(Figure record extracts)

--*--

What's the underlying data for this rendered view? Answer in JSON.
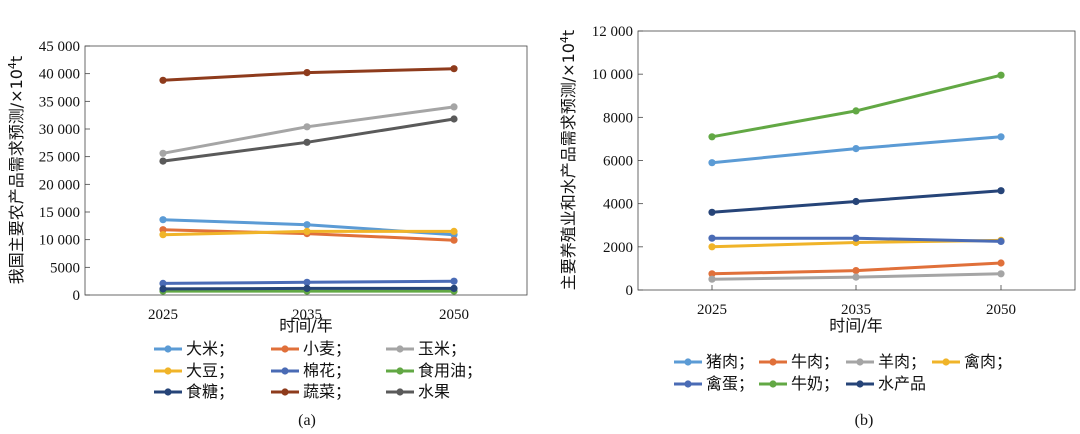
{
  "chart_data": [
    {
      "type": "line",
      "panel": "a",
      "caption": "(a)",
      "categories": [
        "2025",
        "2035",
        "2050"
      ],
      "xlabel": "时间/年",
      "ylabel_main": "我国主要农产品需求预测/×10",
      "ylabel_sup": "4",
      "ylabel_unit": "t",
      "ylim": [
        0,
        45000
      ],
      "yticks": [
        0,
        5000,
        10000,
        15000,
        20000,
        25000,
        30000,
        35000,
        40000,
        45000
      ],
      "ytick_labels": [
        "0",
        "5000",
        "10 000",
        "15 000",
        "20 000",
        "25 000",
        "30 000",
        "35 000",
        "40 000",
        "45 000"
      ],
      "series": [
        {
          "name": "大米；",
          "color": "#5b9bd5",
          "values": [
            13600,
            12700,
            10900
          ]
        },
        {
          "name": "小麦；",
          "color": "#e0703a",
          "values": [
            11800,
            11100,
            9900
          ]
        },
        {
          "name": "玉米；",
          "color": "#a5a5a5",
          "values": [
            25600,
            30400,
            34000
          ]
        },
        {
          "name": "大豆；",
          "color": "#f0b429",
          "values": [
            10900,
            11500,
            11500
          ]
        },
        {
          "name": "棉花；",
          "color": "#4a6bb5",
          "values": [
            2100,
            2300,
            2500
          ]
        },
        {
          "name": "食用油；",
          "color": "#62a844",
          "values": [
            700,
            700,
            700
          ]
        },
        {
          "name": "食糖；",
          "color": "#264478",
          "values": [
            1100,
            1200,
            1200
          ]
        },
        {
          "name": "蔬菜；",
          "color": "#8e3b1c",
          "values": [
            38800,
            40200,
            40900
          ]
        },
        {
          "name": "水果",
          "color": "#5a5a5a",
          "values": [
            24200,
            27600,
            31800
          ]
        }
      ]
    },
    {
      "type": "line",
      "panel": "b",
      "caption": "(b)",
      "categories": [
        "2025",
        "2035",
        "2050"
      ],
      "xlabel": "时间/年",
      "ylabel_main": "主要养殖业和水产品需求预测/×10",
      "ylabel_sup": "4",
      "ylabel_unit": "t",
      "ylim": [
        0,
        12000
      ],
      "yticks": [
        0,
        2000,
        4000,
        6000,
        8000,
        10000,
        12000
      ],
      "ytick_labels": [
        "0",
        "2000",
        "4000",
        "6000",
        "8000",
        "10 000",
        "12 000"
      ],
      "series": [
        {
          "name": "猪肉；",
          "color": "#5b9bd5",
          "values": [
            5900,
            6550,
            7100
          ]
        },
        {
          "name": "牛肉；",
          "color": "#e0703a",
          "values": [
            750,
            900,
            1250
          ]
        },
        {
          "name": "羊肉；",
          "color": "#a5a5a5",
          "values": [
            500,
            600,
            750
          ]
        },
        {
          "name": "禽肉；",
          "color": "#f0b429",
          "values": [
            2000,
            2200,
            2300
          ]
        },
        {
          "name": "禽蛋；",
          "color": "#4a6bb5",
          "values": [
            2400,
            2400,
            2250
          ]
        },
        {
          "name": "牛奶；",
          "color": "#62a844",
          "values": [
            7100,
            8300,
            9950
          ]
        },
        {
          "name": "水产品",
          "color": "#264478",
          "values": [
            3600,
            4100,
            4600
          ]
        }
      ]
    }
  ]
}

--*--

Pictures in the records above are not copied; print everything else exactly.

### RESULT OF THE TASK
What's the underlying data for this rendered view? Answer in JSON.
{
  "chart_data": [
    {
      "type": "line",
      "panel": "a",
      "caption": "(a)",
      "categories": [
        "2025",
        "2035",
        "2050"
      ],
      "xlabel": "时间/年",
      "ylabel_main": "我国主要农产品需求预测/×10",
      "ylabel_sup": "4",
      "ylabel_unit": "t",
      "ylim": [
        0,
        45000
      ],
      "yticks": [
        0,
        5000,
        10000,
        15000,
        20000,
        25000,
        30000,
        35000,
        40000,
        45000
      ],
      "ytick_labels": [
        "0",
        "5000",
        "10 000",
        "15 000",
        "20 000",
        "25 000",
        "30 000",
        "35 000",
        "40 000",
        "45 000"
      ],
      "series": [
        {
          "name": "大米；",
          "color": "#5b9bd5",
          "values": [
            13600,
            12700,
            10900
          ]
        },
        {
          "name": "小麦；",
          "color": "#e0703a",
          "values": [
            11800,
            11100,
            9900
          ]
        },
        {
          "name": "玉米；",
          "color": "#a5a5a5",
          "values": [
            25600,
            30400,
            34000
          ]
        },
        {
          "name": "大豆；",
          "color": "#f0b429",
          "values": [
            10900,
            11500,
            11500
          ]
        },
        {
          "name": "棉花；",
          "color": "#4a6bb5",
          "values": [
            2100,
            2300,
            2500
          ]
        },
        {
          "name": "食用油；",
          "color": "#62a844",
          "values": [
            700,
            700,
            700
          ]
        },
        {
          "name": "食糖；",
          "color": "#264478",
          "values": [
            1100,
            1200,
            1200
          ]
        },
        {
          "name": "蔬菜；",
          "color": "#8e3b1c",
          "values": [
            38800,
            40200,
            40900
          ]
        },
        {
          "name": "水果",
          "color": "#5a5a5a",
          "values": [
            24200,
            27600,
            31800
          ]
        }
      ]
    },
    {
      "type": "line",
      "panel": "b",
      "caption": "(b)",
      "categories": [
        "2025",
        "2035",
        "2050"
      ],
      "xlabel": "时间/年",
      "ylabel_main": "主要养殖业和水产品需求预测/×10",
      "ylabel_sup": "4",
      "ylabel_unit": "t",
      "ylim": [
        0,
        12000
      ],
      "yticks": [
        0,
        2000,
        4000,
        6000,
        8000,
        10000,
        12000
      ],
      "ytick_labels": [
        "0",
        "2000",
        "4000",
        "6000",
        "8000",
        "10 000",
        "12 000"
      ],
      "series": [
        {
          "name": "猪肉；",
          "color": "#5b9bd5",
          "values": [
            5900,
            6550,
            7100
          ]
        },
        {
          "name": "牛肉；",
          "color": "#e0703a",
          "values": [
            750,
            900,
            1250
          ]
        },
        {
          "name": "羊肉；",
          "color": "#a5a5a5",
          "values": [
            500,
            600,
            750
          ]
        },
        {
          "name": "禽肉；",
          "color": "#f0b429",
          "values": [
            2000,
            2200,
            2300
          ]
        },
        {
          "name": "禽蛋；",
          "color": "#4a6bb5",
          "values": [
            2400,
            2400,
            2250
          ]
        },
        {
          "name": "牛奶；",
          "color": "#62a844",
          "values": [
            7100,
            8300,
            9950
          ]
        },
        {
          "name": "水产品",
          "color": "#264478",
          "values": [
            3600,
            4100,
            4600
          ]
        }
      ]
    }
  ]
}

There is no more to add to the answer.